▶ _Exercise objective_
A line counts if it contains the word "fraud" at least once. State how many such lines the records contain, giving the number alone.

▶ _Given entries_
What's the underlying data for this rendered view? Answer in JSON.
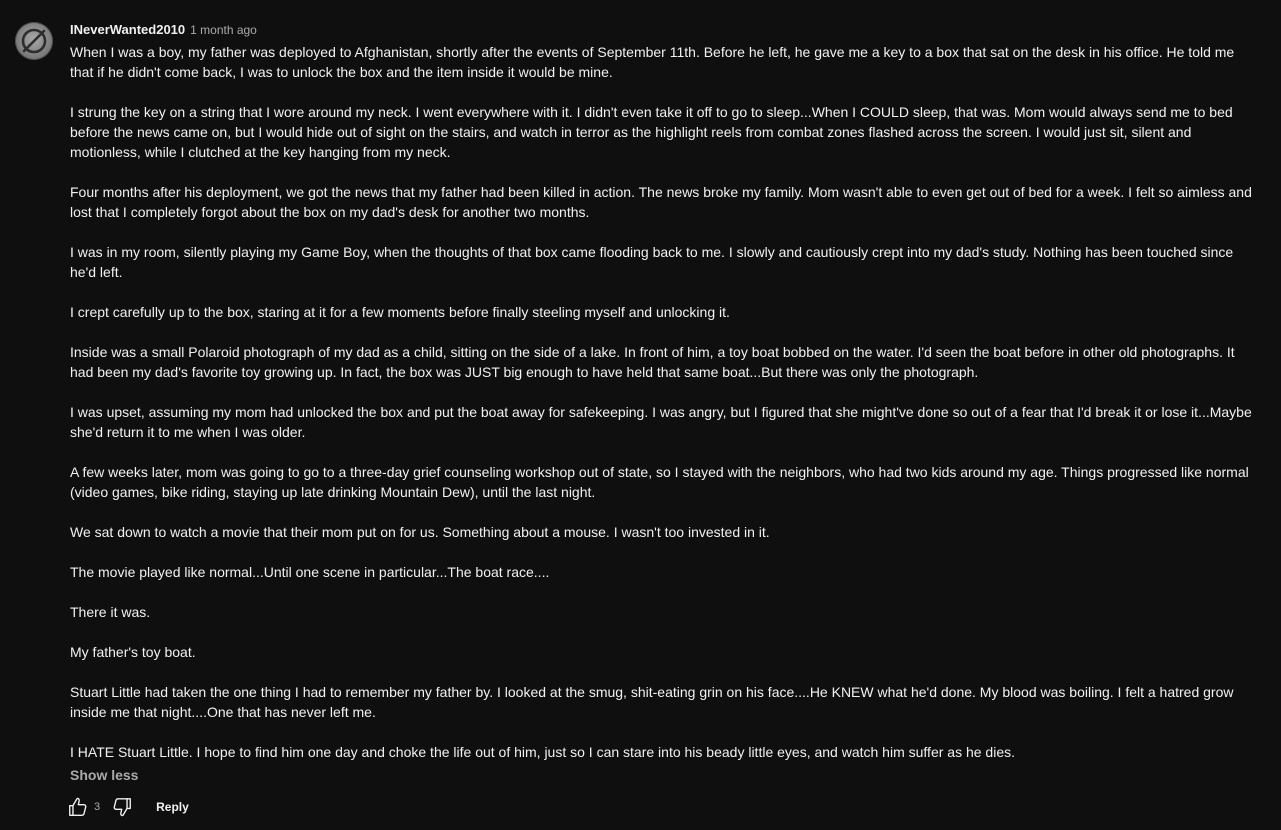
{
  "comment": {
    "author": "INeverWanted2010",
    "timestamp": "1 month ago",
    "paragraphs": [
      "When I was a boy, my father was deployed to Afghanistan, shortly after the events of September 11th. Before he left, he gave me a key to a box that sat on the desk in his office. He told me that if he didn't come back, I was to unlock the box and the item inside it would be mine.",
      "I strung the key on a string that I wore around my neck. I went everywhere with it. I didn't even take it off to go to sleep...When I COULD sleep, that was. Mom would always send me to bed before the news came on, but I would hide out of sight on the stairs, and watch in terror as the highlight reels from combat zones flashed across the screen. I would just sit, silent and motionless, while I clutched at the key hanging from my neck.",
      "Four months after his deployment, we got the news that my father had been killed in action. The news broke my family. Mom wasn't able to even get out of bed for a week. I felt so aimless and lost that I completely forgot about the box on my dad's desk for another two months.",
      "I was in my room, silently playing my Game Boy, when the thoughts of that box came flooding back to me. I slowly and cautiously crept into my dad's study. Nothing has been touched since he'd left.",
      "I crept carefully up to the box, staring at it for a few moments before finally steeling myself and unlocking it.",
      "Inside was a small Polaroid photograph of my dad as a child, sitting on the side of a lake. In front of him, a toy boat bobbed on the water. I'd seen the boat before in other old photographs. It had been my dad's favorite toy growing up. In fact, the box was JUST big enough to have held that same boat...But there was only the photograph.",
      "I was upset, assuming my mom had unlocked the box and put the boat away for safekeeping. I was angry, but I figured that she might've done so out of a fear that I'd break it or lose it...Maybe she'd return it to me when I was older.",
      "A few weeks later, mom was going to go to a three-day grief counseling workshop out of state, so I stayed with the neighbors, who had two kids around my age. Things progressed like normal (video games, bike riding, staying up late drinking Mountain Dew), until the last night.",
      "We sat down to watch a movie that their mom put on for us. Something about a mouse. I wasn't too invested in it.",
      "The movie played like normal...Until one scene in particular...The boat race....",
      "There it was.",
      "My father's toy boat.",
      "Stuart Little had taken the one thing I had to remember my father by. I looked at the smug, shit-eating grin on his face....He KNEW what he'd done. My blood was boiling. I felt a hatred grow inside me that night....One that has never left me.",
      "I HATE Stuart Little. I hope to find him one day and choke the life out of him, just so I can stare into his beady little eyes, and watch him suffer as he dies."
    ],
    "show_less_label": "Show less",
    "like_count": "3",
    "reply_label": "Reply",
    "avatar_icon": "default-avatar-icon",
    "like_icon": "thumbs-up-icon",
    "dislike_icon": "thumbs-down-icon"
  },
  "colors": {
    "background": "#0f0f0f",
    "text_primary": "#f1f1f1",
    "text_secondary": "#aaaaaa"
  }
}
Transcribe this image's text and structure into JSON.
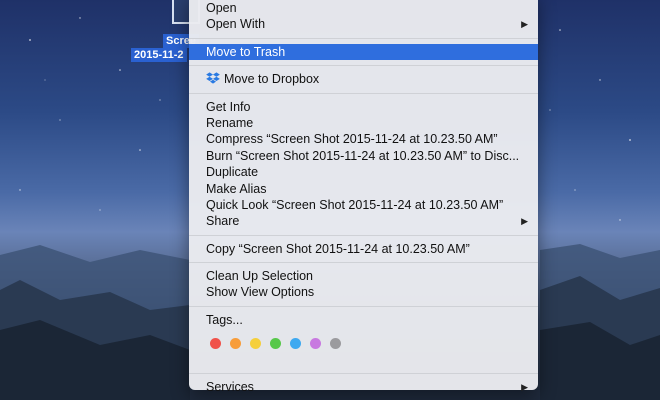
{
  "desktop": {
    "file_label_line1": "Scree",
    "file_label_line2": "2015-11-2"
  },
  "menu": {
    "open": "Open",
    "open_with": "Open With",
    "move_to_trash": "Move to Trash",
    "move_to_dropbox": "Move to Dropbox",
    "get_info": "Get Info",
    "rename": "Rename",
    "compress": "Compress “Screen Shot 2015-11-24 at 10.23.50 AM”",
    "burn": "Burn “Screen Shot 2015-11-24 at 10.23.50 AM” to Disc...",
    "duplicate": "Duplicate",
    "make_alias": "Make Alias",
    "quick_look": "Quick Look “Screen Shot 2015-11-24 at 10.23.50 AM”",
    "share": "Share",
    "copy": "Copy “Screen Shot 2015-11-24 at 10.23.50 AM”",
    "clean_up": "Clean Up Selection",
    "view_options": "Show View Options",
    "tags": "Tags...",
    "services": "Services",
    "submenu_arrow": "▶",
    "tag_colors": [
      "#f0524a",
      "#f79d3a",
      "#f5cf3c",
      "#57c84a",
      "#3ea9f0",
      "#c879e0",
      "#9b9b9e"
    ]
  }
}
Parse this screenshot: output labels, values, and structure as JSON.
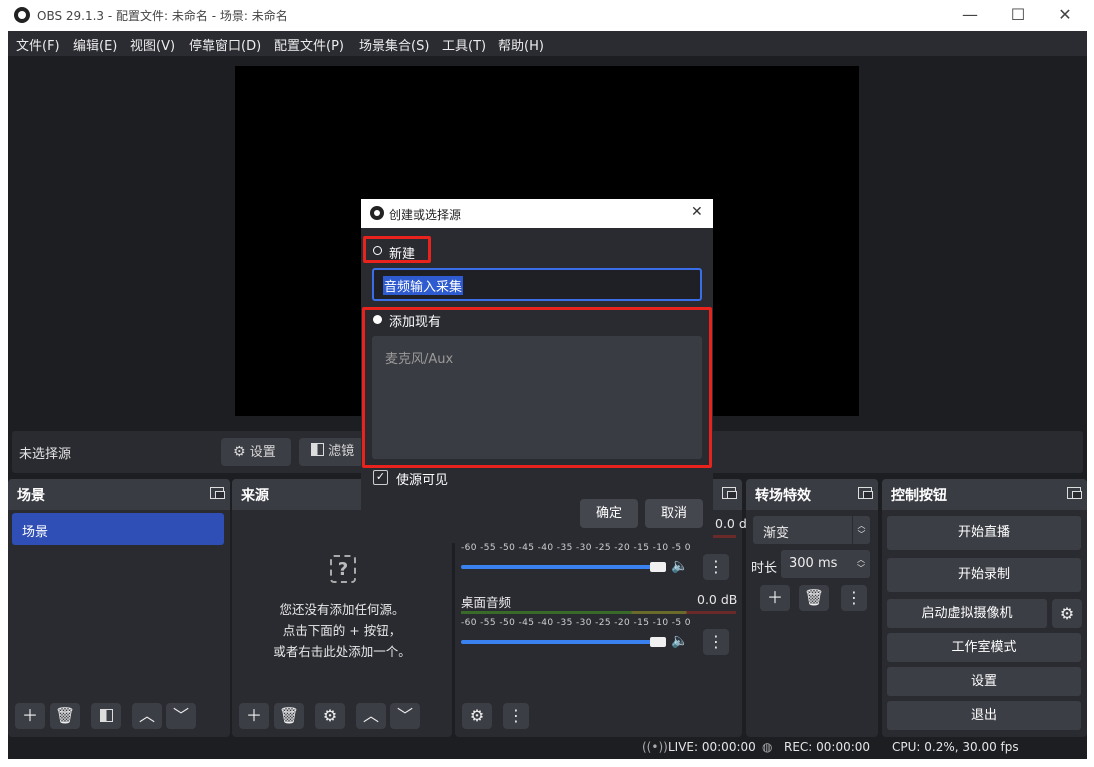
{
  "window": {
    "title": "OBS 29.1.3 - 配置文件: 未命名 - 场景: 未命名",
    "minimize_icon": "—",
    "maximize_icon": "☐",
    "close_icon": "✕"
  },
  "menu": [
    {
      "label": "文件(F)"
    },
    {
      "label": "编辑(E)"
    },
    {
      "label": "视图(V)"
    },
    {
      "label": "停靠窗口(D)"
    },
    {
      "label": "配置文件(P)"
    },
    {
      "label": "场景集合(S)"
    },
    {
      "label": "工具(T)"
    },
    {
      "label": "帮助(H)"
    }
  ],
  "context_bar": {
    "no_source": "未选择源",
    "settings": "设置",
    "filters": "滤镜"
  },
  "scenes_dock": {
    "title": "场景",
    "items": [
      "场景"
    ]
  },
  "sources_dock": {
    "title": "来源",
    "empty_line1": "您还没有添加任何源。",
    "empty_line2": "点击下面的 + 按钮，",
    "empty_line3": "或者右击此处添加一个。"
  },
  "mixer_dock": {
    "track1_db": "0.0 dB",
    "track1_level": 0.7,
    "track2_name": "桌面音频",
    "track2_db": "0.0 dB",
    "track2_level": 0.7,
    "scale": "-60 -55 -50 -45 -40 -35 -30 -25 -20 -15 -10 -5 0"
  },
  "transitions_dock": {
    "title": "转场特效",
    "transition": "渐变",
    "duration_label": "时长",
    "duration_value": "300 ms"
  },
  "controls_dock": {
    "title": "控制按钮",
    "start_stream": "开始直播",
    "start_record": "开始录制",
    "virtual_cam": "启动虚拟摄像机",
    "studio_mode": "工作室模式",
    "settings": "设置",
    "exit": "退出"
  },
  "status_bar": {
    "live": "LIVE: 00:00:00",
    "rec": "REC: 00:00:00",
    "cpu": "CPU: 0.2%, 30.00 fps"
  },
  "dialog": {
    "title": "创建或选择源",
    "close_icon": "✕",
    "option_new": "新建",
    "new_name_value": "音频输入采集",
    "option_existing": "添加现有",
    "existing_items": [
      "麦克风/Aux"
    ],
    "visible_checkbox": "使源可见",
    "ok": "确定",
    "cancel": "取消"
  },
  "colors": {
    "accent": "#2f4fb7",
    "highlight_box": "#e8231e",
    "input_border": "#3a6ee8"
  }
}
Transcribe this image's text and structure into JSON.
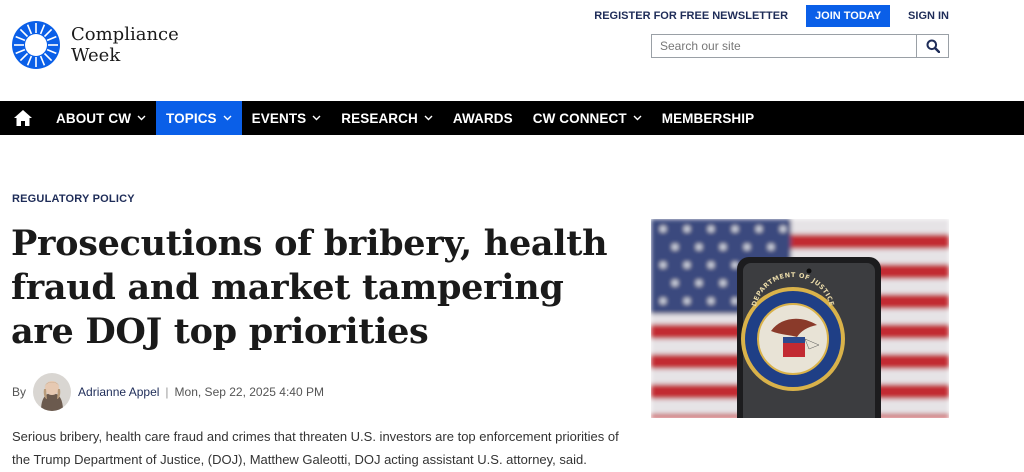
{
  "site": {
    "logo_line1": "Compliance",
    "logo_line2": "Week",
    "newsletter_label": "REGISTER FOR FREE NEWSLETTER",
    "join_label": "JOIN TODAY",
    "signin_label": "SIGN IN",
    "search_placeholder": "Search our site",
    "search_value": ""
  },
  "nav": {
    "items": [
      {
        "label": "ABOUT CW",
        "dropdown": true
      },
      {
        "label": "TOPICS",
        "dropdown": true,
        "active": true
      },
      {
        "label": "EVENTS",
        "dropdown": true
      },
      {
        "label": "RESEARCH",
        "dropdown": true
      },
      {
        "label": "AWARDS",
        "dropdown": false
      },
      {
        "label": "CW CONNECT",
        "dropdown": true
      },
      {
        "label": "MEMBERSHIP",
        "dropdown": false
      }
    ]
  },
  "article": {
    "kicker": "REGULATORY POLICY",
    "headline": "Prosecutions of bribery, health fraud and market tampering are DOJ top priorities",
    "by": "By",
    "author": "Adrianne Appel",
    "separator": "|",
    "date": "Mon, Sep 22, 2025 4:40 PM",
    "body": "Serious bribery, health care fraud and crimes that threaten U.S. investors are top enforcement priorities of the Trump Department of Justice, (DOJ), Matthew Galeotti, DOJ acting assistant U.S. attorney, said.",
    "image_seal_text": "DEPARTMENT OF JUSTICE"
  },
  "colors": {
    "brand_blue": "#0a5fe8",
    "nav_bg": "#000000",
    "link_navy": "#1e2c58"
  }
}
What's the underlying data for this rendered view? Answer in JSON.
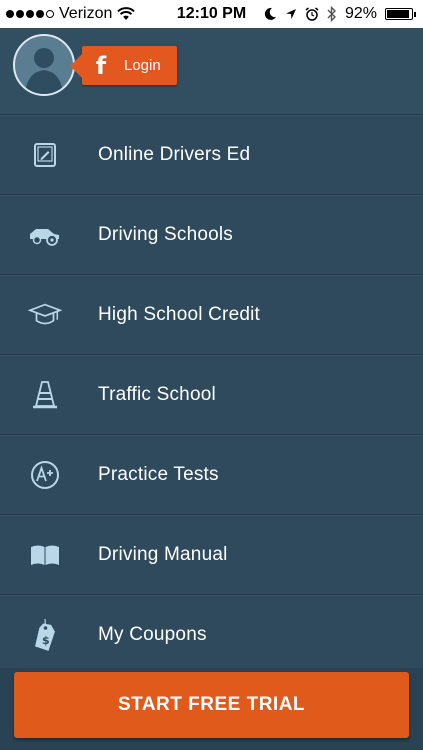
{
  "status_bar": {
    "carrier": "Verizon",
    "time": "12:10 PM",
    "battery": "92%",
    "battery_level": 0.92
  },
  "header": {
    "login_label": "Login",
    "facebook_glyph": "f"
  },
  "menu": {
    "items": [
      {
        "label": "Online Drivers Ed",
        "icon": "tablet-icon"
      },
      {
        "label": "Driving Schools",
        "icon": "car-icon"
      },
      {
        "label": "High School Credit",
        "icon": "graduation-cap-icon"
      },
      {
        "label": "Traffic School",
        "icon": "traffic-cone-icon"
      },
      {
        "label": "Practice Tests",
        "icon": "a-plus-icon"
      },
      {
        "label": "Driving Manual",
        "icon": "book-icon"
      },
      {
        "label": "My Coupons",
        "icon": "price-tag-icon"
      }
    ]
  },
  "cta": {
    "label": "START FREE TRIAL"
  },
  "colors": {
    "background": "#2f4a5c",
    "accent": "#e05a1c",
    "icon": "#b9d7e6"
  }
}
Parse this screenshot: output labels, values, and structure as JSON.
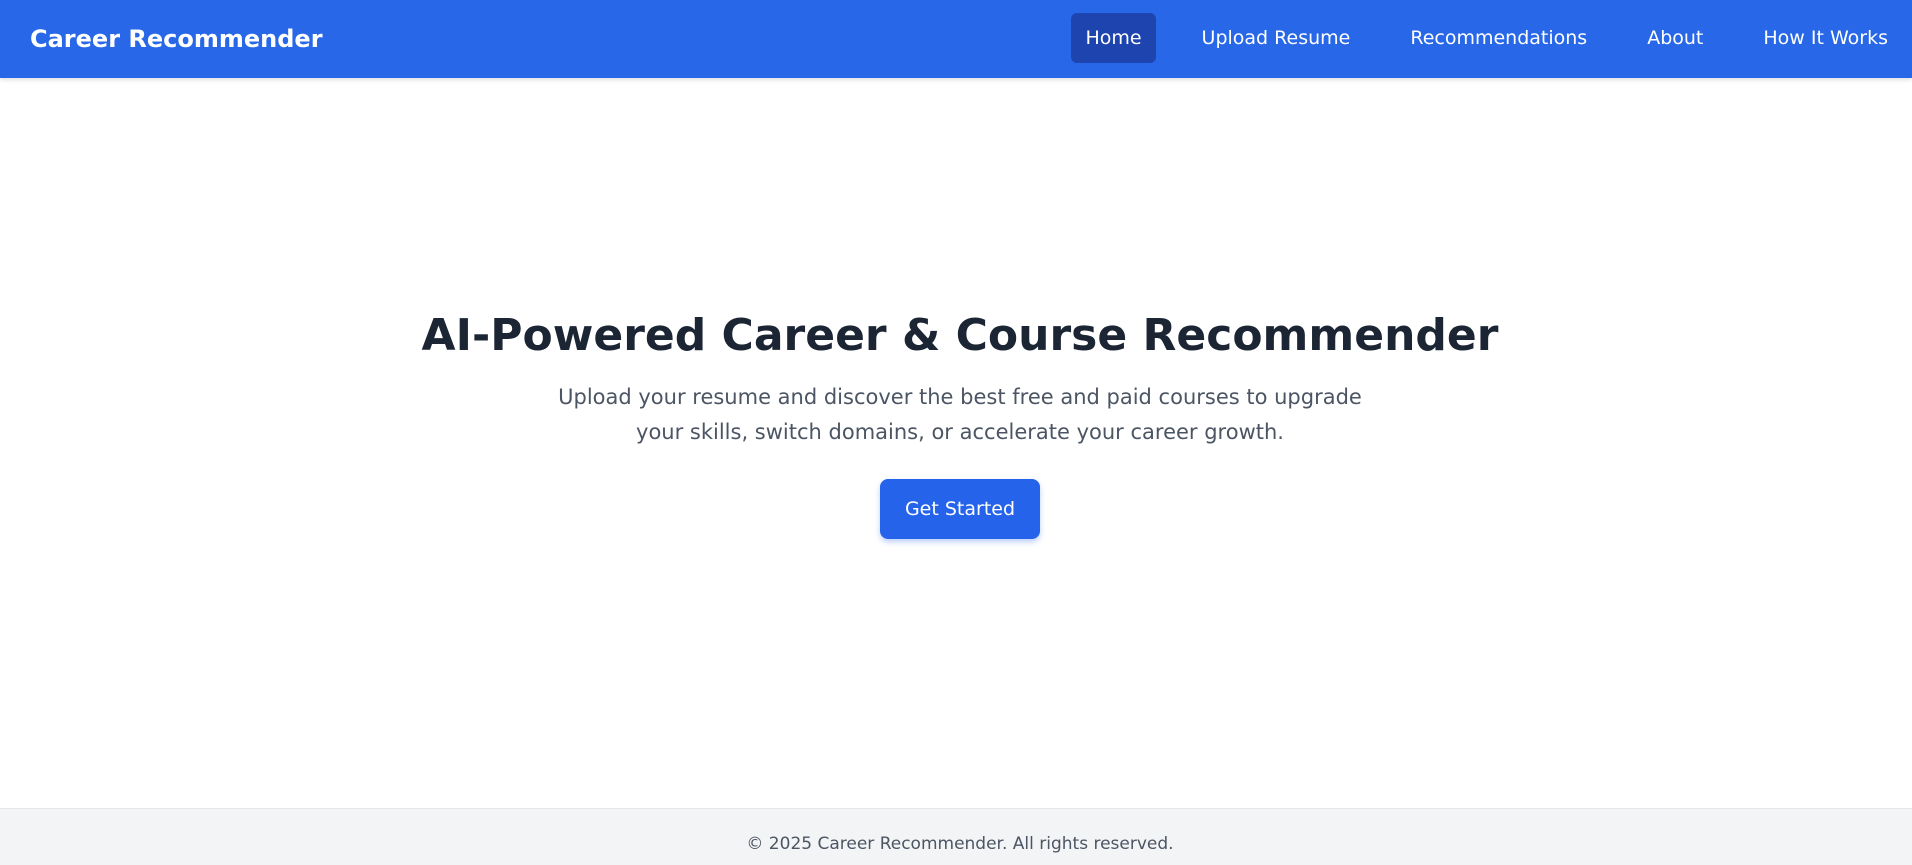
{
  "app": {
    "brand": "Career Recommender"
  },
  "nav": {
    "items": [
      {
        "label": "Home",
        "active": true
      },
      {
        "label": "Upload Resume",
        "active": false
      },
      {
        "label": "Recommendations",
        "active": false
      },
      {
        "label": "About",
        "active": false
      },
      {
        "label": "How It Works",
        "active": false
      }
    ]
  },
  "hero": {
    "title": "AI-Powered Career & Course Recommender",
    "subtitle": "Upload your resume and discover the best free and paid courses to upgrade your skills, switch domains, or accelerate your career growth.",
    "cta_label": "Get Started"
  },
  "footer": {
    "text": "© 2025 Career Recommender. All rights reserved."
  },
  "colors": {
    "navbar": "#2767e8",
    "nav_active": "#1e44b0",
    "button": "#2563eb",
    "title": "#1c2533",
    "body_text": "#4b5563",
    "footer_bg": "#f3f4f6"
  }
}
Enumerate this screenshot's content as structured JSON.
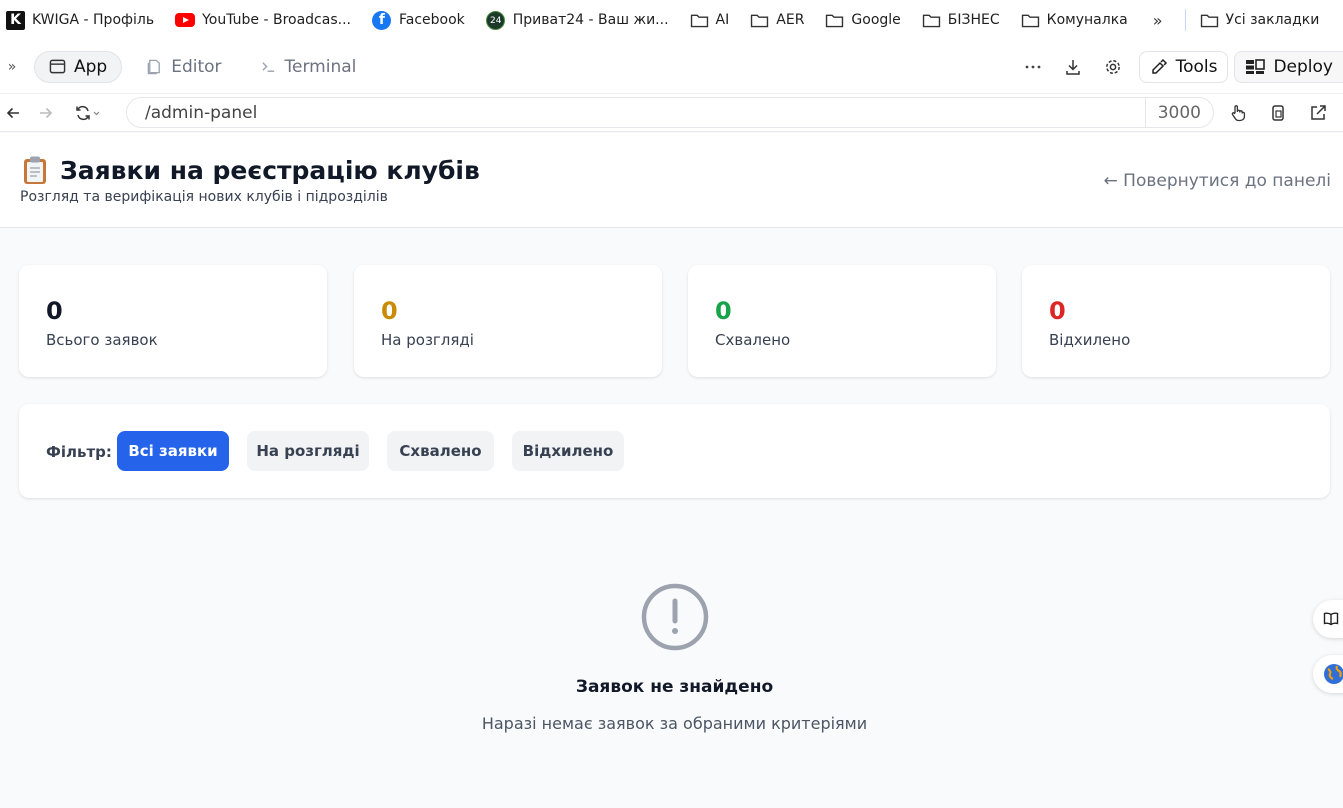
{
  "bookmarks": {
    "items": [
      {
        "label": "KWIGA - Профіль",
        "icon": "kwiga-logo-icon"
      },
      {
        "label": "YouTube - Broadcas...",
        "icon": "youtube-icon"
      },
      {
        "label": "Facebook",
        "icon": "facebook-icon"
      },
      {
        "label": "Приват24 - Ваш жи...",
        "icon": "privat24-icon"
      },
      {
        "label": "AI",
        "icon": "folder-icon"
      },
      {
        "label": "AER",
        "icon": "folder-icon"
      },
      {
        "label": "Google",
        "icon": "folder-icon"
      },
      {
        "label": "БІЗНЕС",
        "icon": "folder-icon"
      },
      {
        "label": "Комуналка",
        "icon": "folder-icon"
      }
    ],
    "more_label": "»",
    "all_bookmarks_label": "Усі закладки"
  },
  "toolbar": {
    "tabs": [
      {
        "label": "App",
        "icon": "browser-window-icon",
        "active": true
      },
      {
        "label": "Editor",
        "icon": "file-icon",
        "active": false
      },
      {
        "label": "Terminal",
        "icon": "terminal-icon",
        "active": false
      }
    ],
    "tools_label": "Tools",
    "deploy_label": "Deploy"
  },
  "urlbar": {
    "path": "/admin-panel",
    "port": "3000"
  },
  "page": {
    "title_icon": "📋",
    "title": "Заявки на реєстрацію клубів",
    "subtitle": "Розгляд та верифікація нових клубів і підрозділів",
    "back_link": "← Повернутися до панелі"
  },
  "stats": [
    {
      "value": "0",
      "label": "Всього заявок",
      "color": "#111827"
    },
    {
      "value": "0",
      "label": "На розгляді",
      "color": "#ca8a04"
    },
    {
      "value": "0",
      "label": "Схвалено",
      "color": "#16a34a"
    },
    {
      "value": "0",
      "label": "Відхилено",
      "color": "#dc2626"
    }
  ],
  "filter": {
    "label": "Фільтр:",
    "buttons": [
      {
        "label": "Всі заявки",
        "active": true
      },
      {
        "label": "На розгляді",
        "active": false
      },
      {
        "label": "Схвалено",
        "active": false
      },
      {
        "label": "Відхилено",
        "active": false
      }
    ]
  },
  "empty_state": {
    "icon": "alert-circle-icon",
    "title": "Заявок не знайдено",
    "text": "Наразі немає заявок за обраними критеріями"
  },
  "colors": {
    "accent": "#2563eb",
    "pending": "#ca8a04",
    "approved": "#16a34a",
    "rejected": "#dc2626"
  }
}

▶ _Result_
2